--- YOUR INSTRUCTIONS ---
Identify, in the records below, every line where the string "What" appears, and copy each such line.

━━━

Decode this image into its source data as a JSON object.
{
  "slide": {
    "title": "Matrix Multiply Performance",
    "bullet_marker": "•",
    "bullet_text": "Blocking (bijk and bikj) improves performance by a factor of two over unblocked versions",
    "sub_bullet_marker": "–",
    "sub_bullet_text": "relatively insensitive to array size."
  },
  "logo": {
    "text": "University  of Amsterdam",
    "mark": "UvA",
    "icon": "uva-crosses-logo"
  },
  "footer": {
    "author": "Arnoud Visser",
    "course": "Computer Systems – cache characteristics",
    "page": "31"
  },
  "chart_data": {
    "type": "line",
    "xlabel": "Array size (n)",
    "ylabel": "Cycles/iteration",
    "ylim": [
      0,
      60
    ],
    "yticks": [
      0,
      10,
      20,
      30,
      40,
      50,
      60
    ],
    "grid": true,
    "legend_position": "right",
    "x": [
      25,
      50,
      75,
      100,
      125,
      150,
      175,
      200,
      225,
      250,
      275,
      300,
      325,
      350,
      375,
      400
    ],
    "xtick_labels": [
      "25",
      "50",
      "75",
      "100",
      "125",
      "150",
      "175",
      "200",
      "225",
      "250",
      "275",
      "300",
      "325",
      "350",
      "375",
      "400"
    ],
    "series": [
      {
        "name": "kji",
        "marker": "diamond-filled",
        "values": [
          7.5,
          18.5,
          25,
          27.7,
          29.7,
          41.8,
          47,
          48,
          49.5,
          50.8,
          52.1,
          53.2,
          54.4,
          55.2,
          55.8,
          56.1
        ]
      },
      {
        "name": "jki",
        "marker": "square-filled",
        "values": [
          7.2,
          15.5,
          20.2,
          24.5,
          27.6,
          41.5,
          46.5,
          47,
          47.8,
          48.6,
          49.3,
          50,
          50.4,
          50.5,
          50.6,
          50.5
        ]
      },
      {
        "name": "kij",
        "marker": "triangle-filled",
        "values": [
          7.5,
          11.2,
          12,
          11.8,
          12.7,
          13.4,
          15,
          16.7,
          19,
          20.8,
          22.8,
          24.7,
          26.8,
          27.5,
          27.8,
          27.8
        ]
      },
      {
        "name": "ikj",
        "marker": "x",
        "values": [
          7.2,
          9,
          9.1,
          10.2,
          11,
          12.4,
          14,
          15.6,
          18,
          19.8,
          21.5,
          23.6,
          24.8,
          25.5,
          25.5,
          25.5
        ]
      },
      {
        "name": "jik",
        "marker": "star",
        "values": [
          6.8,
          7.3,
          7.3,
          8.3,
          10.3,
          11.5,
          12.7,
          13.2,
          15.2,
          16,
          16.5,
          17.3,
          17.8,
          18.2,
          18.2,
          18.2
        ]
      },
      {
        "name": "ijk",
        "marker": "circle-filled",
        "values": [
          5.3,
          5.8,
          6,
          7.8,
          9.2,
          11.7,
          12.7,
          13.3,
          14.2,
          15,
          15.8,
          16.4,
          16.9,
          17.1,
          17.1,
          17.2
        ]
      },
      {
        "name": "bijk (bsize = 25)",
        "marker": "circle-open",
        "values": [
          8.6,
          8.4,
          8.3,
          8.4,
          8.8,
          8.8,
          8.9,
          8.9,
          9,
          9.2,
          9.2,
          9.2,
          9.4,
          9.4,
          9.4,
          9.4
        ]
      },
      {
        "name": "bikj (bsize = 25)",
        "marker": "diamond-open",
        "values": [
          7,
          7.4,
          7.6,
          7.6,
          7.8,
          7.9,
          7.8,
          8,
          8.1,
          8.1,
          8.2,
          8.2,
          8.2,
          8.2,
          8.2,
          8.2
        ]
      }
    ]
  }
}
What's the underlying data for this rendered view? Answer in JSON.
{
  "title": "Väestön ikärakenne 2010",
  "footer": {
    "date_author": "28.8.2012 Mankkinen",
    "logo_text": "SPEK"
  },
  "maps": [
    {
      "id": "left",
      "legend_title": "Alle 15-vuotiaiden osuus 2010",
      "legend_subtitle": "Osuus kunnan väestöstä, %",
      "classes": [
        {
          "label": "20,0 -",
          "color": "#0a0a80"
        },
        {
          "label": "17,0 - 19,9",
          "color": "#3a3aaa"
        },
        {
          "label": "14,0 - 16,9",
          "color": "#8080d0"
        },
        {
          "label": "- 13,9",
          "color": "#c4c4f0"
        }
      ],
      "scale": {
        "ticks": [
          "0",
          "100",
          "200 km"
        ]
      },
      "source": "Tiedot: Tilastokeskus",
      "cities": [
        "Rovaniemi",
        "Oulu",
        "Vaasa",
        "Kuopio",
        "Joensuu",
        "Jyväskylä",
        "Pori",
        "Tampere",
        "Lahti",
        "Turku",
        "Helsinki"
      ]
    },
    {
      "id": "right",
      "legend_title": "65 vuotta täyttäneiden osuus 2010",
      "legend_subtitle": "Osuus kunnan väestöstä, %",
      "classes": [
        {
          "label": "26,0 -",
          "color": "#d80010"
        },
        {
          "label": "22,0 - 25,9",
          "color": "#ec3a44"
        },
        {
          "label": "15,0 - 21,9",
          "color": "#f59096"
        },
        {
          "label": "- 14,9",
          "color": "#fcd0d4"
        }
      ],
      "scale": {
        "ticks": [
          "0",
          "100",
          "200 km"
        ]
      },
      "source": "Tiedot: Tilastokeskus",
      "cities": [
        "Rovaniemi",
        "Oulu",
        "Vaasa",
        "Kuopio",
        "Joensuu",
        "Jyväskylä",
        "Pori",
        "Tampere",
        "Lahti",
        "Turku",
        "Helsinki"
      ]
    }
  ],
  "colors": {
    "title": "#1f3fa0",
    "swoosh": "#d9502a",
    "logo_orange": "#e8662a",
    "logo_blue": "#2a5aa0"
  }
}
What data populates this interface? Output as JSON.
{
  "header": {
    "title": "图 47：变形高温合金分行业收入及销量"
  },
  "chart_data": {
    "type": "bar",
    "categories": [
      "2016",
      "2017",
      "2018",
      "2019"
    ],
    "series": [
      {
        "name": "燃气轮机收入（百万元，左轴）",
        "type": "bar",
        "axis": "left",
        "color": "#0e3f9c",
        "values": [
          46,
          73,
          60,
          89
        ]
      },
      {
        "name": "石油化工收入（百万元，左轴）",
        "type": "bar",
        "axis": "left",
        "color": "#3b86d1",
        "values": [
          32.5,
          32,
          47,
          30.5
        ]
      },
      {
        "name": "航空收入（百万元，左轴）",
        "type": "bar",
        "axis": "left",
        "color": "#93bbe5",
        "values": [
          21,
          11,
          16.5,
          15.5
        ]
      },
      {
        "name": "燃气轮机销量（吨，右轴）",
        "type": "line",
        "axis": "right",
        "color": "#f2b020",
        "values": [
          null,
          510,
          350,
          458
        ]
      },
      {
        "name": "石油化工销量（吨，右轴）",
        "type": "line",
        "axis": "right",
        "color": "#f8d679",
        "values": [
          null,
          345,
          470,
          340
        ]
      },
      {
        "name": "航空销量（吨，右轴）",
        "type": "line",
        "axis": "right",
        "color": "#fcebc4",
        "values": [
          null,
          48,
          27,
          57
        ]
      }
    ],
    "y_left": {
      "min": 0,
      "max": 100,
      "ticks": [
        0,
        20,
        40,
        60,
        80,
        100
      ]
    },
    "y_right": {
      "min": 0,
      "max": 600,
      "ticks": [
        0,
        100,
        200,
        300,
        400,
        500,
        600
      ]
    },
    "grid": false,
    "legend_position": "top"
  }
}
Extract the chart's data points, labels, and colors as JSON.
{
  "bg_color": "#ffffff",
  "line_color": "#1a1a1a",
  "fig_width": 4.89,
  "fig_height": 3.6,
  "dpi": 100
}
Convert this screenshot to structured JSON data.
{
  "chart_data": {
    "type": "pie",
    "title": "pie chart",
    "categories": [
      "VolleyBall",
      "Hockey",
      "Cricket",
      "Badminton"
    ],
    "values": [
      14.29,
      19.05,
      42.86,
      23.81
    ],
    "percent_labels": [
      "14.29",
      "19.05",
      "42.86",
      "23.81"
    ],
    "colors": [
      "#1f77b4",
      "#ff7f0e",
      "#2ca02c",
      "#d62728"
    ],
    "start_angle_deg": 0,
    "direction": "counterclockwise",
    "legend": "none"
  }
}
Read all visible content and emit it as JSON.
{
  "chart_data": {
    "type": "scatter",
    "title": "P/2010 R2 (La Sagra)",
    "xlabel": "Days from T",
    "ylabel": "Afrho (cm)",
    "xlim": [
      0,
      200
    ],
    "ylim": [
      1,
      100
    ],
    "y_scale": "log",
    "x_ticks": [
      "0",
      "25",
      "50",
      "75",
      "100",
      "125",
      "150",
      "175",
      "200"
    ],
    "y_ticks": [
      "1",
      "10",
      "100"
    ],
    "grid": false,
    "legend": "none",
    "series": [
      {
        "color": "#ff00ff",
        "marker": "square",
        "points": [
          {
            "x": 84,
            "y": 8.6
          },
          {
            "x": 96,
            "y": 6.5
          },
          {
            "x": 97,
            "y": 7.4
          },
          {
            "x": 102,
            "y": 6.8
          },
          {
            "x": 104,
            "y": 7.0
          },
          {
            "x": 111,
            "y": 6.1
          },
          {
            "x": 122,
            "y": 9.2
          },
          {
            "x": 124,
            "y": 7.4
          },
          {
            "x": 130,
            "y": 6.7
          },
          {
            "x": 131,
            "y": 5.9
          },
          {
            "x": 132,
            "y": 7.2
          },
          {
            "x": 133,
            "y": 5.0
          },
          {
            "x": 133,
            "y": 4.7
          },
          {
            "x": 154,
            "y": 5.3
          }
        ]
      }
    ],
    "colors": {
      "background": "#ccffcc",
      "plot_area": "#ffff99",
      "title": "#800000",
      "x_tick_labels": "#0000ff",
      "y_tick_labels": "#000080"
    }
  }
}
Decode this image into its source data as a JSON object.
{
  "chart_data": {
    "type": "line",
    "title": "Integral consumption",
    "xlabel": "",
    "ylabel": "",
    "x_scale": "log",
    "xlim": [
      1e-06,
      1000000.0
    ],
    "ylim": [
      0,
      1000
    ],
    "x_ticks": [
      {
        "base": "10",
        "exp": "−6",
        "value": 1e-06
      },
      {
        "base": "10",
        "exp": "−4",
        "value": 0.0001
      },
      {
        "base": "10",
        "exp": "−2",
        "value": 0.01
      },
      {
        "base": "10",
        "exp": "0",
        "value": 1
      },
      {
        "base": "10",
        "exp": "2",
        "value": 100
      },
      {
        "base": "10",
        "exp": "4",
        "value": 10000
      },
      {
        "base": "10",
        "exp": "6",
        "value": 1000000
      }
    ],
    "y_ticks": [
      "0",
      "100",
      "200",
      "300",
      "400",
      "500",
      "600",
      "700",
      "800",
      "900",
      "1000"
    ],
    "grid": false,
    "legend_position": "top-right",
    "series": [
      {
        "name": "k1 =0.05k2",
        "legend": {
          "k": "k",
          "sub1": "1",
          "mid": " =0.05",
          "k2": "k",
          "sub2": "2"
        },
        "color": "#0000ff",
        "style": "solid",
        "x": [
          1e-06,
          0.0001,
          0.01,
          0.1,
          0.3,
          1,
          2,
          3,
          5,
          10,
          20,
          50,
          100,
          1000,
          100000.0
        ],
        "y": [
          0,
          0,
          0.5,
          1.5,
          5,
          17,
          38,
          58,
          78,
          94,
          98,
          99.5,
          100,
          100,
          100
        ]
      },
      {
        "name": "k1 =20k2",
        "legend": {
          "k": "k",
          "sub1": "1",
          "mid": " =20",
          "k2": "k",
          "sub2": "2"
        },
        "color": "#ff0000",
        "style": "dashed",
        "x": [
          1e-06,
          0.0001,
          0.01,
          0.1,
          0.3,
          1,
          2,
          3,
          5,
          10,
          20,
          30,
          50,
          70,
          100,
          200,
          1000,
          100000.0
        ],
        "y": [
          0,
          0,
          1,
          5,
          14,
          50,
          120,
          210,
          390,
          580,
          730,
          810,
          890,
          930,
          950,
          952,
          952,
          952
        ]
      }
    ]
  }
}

━━━

--- ANSWER BELOW ---
What's the underlying data for this rendered view? Answer in JSON.
What data populates this interface? Output as JSON.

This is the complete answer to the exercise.